* _PROBLEM TO SOLVE_: Pictures do not belong in the copy; transcribe everything else in the records exactly.

--- Begin MATERIAL FOR THIS TASK ---

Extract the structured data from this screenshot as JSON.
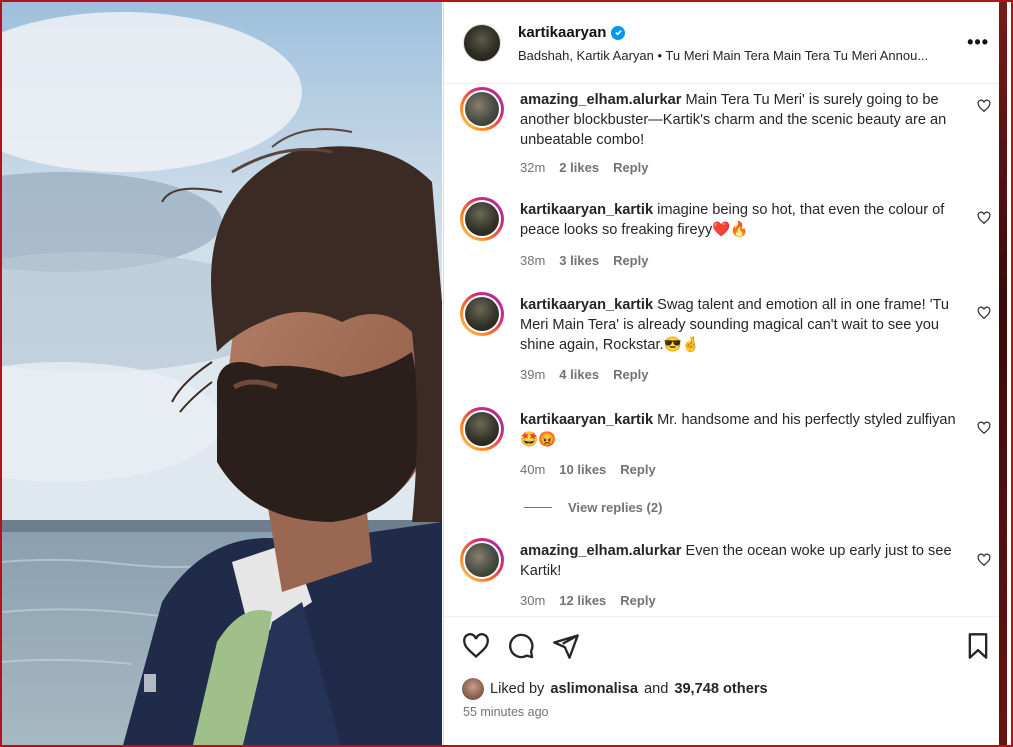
{
  "post": {
    "username": "kartikaaryan",
    "subtitle": "Badshah, Kartik Aaryan • Tu Meri Main Tera Main Tera Tu Meri Annou...",
    "more_icon": "more-options-icon"
  },
  "comments": [
    {
      "username": "amazing_elham.alurkar",
      "text": "Main Tera Tu Meri' is surely going to be another blockbuster—Kartik's charm and the scenic beauty are an unbeatable combo!",
      "time": "32m",
      "likes": "2 likes",
      "reply": "Reply"
    },
    {
      "username": "kartikaaryan_kartik",
      "text": "imagine being so hot, that even the colour of peace looks so freaking fireyy❤️🔥",
      "time": "38m",
      "likes": "3 likes",
      "reply": "Reply"
    },
    {
      "username": "kartikaaryan_kartik",
      "text": "Swag talent and emotion all in one frame! 'Tu Meri Main Tera' is already sounding magical can't wait to see you shine again, Rockstar.😎🤞",
      "time": "39m",
      "likes": "4 likes",
      "reply": "Reply"
    },
    {
      "username": "kartikaaryan_kartik",
      "text": "Mr. handsome and his perfectly styled zulfiyan🤩😡",
      "time": "40m",
      "likes": "10 likes",
      "reply": "Reply"
    },
    {
      "username": "amazing_elham.alurkar",
      "text": "Even the ocean woke up early just to see Kartik!",
      "time": "30m",
      "likes": "12 likes",
      "reply": "Reply"
    }
  ],
  "view_replies": "View replies (2)",
  "likes_summary": {
    "prefix": "Liked by",
    "user": "aslimonalisa",
    "middle": "and",
    "count": "39,748 others"
  },
  "posted_time": "55 minutes ago",
  "colors": {
    "accent_border": "#b3121d",
    "verified": "#0095f6",
    "muted_text": "#737373"
  }
}
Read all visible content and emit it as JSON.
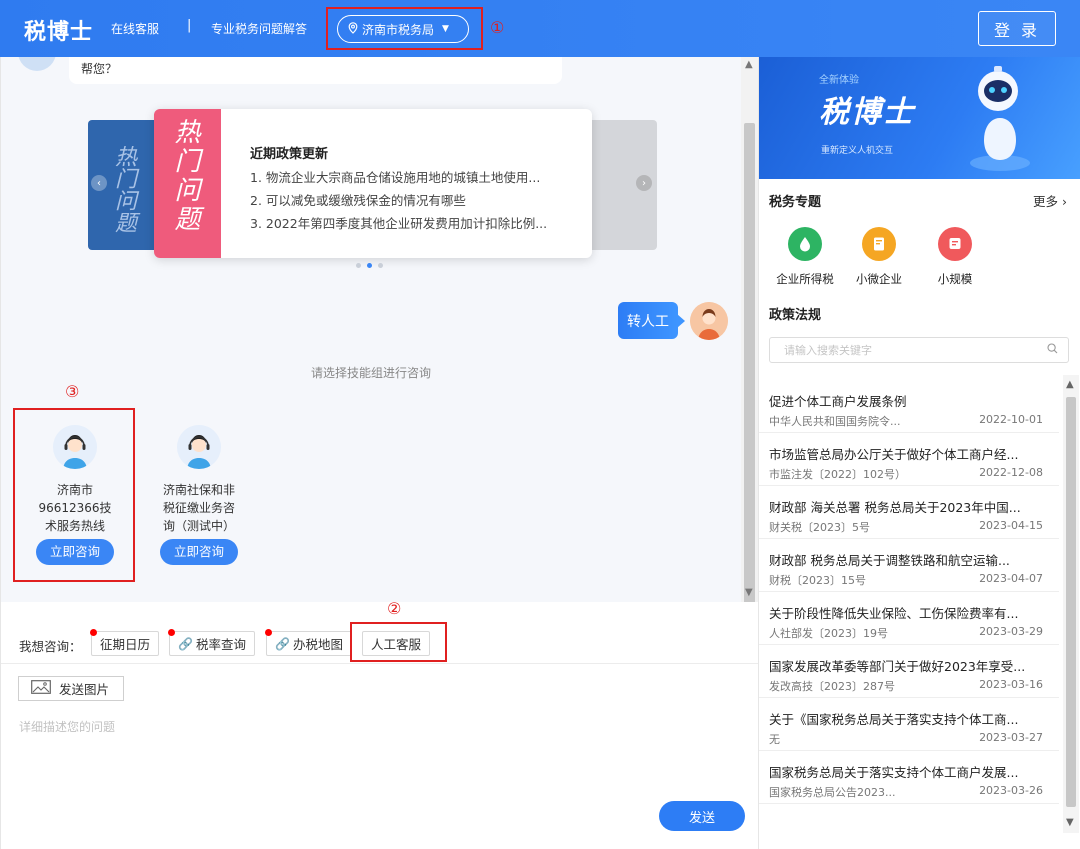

--- End MATERIAL FOR THIS TASK ---

* _RESPONSE TO THE TASK_:
Extract the structured data from this screenshot as JSON.
{
  "post": {
    "username": "kartikaaryan",
    "subtitle": "Badshah, Kartik Aaryan • Tu Meri Main Tera Main Tera Tu Meri Annou...",
    "more_icon": "more-options-icon"
  },
  "comments": [
    {
      "username": "amazing_elham.alurkar",
      "text": "Main Tera Tu Meri' is surely going to be another blockbuster—Kartik's charm and the scenic beauty are an unbeatable combo!",
      "time": "32m",
      "likes": "2 likes",
      "reply": "Reply"
    },
    {
      "username": "kartikaaryan_kartik",
      "text": "imagine being so hot, that even the colour of peace looks so freaking fireyy❤️🔥",
      "time": "38m",
      "likes": "3 likes",
      "reply": "Reply"
    },
    {
      "username": "kartikaaryan_kartik",
      "text": "Swag talent and emotion all in one frame! 'Tu Meri Main Tera' is already sounding magical can't wait to see you shine again, Rockstar.😎🤞",
      "time": "39m",
      "likes": "4 likes",
      "reply": "Reply"
    },
    {
      "username": "kartikaaryan_kartik",
      "text": "Mr. handsome and his perfectly styled zulfiyan🤩😡",
      "time": "40m",
      "likes": "10 likes",
      "reply": "Reply"
    },
    {
      "username": "amazing_elham.alurkar",
      "text": "Even the ocean woke up early just to see Kartik!",
      "time": "30m",
      "likes": "12 likes",
      "reply": "Reply"
    }
  ],
  "view_replies": "View replies (2)",
  "likes_summary": {
    "prefix": "Liked by",
    "user": "aslimonalisa",
    "middle": "and",
    "count": "39,748 others"
  },
  "posted_time": "55 minutes ago",
  "colors": {
    "accent_border": "#b3121d",
    "verified": "#0095f6",
    "muted_text": "#737373"
  }
}
Read all visible content and emit it as JSON.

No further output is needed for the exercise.